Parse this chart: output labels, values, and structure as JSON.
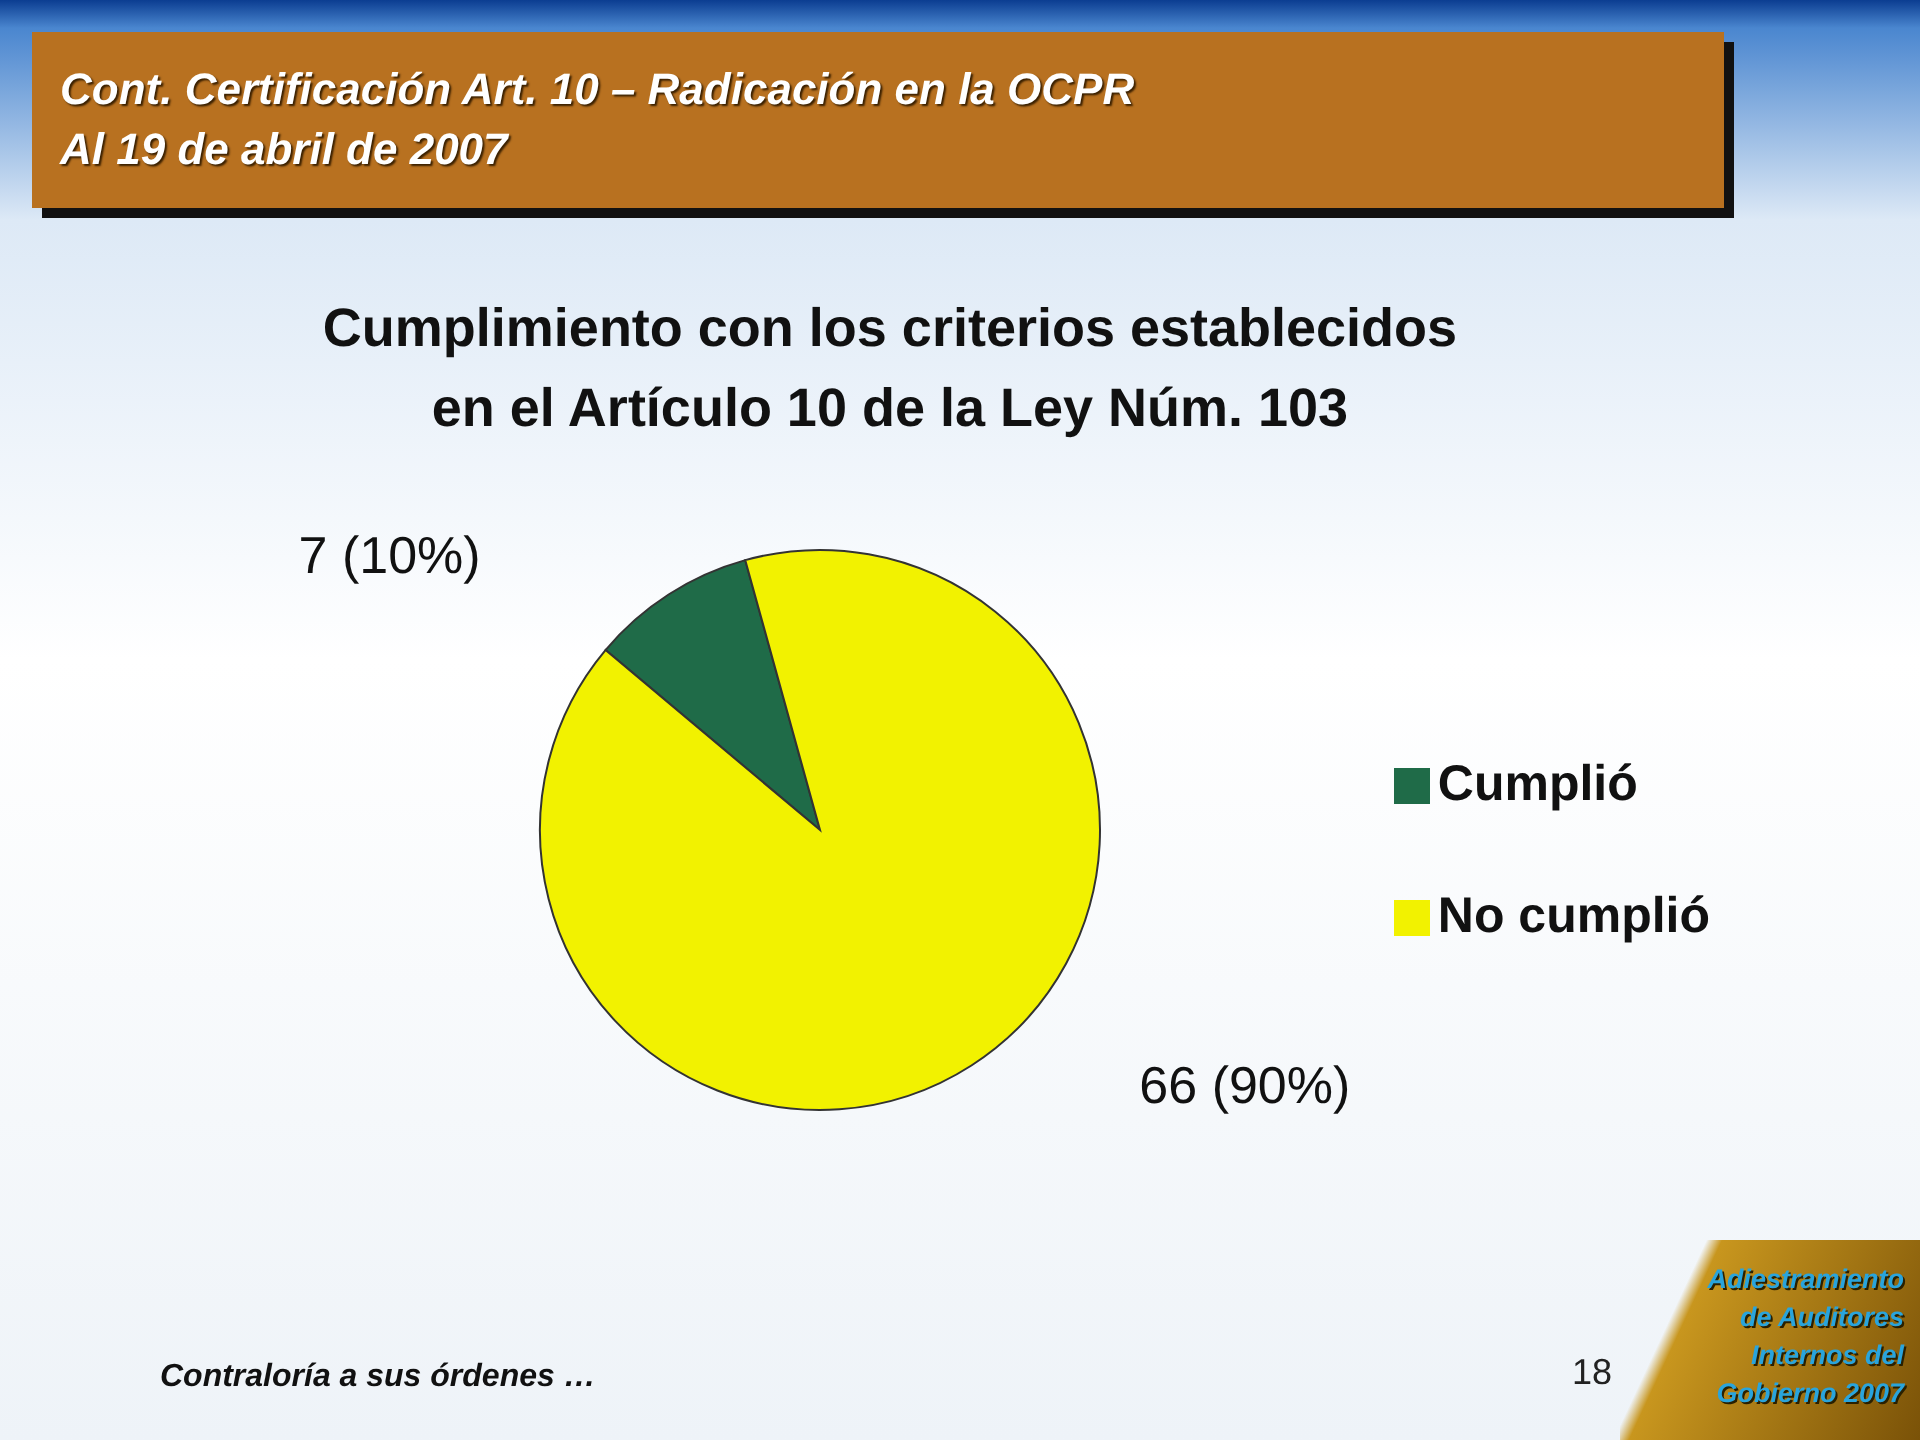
{
  "chart_data": {
    "type": "pie",
    "title": "Cont. Certificación Art. 10 – Radicación en la OCPR\nAl 19 de abril de 2007",
    "subtitle": "Cumplimiento con los criterios establecidos\nen el Artículo 10 de la Ley Núm. 103",
    "categories": [
      "Cumplió",
      "No cumplió"
    ],
    "values": [
      7,
      66
    ],
    "colors": [
      "#1f6b48",
      "#f2f200"
    ],
    "value_labels": [
      "7 (10%)",
      "66 (90%)"
    ],
    "legend": "right",
    "annotations": [
      "Contraloría a sus órdenes …",
      "18",
      "Adiestramiento\nde Auditores\nInternos del\nGobierno 2007"
    ]
  }
}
|---|
With the pictures omitted, reproduce the records in full and exactly.

Parse this chart: output labels, values, and structure as JSON.
{
  "chart_data": {
    "type": "pie",
    "title": "Cont. Certificación Art. 10 – Radicación en la OCPR\nAl 19 de abril de 2007",
    "subtitle": "Cumplimiento con los criterios establecidos\nen el Artículo 10 de la Ley Núm. 103",
    "categories": [
      "Cumplió",
      "No cumplió"
    ],
    "values": [
      7,
      66
    ],
    "colors": [
      "#1f6b48",
      "#f2f200"
    ],
    "value_labels": [
      "7 (10%)",
      "66 (90%)"
    ],
    "legend": "right",
    "annotations": [
      "Contraloría a sus órdenes …",
      "18",
      "Adiestramiento\nde Auditores\nInternos del\nGobierno 2007"
    ]
  }
}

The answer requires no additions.